What is being asked: Make an exact copy of the lines, leaving the pictures out.

┌─ Data for this task

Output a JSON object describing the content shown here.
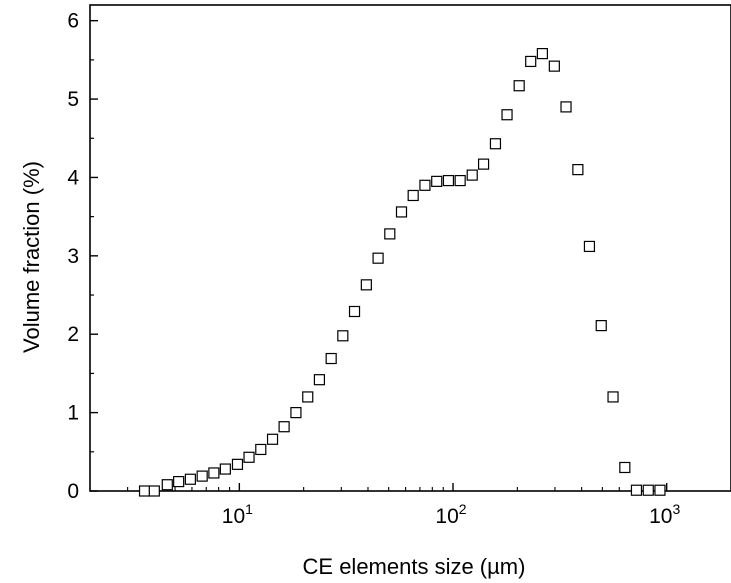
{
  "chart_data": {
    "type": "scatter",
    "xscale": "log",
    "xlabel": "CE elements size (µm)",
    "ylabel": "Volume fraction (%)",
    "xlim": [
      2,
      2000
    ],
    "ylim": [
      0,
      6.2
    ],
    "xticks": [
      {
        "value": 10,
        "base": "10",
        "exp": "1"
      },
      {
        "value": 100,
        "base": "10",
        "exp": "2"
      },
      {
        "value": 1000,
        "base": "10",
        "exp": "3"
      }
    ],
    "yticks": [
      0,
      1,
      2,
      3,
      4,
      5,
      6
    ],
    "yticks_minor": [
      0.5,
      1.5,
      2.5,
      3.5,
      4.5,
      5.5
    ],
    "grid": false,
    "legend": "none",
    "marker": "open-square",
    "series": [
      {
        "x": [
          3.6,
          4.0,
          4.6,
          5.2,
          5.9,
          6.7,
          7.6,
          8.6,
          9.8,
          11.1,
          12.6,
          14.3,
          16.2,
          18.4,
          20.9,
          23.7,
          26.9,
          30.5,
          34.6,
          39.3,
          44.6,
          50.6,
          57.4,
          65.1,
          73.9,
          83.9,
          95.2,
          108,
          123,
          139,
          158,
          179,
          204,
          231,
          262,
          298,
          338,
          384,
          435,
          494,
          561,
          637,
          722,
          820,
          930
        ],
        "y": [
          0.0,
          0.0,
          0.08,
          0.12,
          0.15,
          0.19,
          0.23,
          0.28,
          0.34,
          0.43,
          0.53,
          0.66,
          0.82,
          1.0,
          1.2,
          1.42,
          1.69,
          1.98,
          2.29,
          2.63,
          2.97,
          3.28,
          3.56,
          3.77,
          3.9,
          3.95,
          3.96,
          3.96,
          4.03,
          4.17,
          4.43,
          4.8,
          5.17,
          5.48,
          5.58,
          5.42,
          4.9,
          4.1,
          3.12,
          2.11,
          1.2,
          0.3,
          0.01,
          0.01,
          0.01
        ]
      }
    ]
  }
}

└─

Result for this exercise:
Output a JSON object describing the content shown here.
{
  "chart_data": {
    "type": "scatter",
    "xscale": "log",
    "xlabel": "CE elements size (µm)",
    "ylabel": "Volume fraction (%)",
    "xlim": [
      2,
      2000
    ],
    "ylim": [
      0,
      6.2
    ],
    "xticks": [
      {
        "value": 10,
        "base": "10",
        "exp": "1"
      },
      {
        "value": 100,
        "base": "10",
        "exp": "2"
      },
      {
        "value": 1000,
        "base": "10",
        "exp": "3"
      }
    ],
    "yticks": [
      0,
      1,
      2,
      3,
      4,
      5,
      6
    ],
    "yticks_minor": [
      0.5,
      1.5,
      2.5,
      3.5,
      4.5,
      5.5
    ],
    "grid": false,
    "legend": "none",
    "marker": "open-square",
    "series": [
      {
        "x": [
          3.6,
          4.0,
          4.6,
          5.2,
          5.9,
          6.7,
          7.6,
          8.6,
          9.8,
          11.1,
          12.6,
          14.3,
          16.2,
          18.4,
          20.9,
          23.7,
          26.9,
          30.5,
          34.6,
          39.3,
          44.6,
          50.6,
          57.4,
          65.1,
          73.9,
          83.9,
          95.2,
          108,
          123,
          139,
          158,
          179,
          204,
          231,
          262,
          298,
          338,
          384,
          435,
          494,
          561,
          637,
          722,
          820,
          930
        ],
        "y": [
          0.0,
          0.0,
          0.08,
          0.12,
          0.15,
          0.19,
          0.23,
          0.28,
          0.34,
          0.43,
          0.53,
          0.66,
          0.82,
          1.0,
          1.2,
          1.42,
          1.69,
          1.98,
          2.29,
          2.63,
          2.97,
          3.28,
          3.56,
          3.77,
          3.9,
          3.95,
          3.96,
          3.96,
          4.03,
          4.17,
          4.43,
          4.8,
          5.17,
          5.48,
          5.58,
          5.42,
          4.9,
          4.1,
          3.12,
          2.11,
          1.2,
          0.3,
          0.01,
          0.01,
          0.01
        ]
      }
    ]
  }
}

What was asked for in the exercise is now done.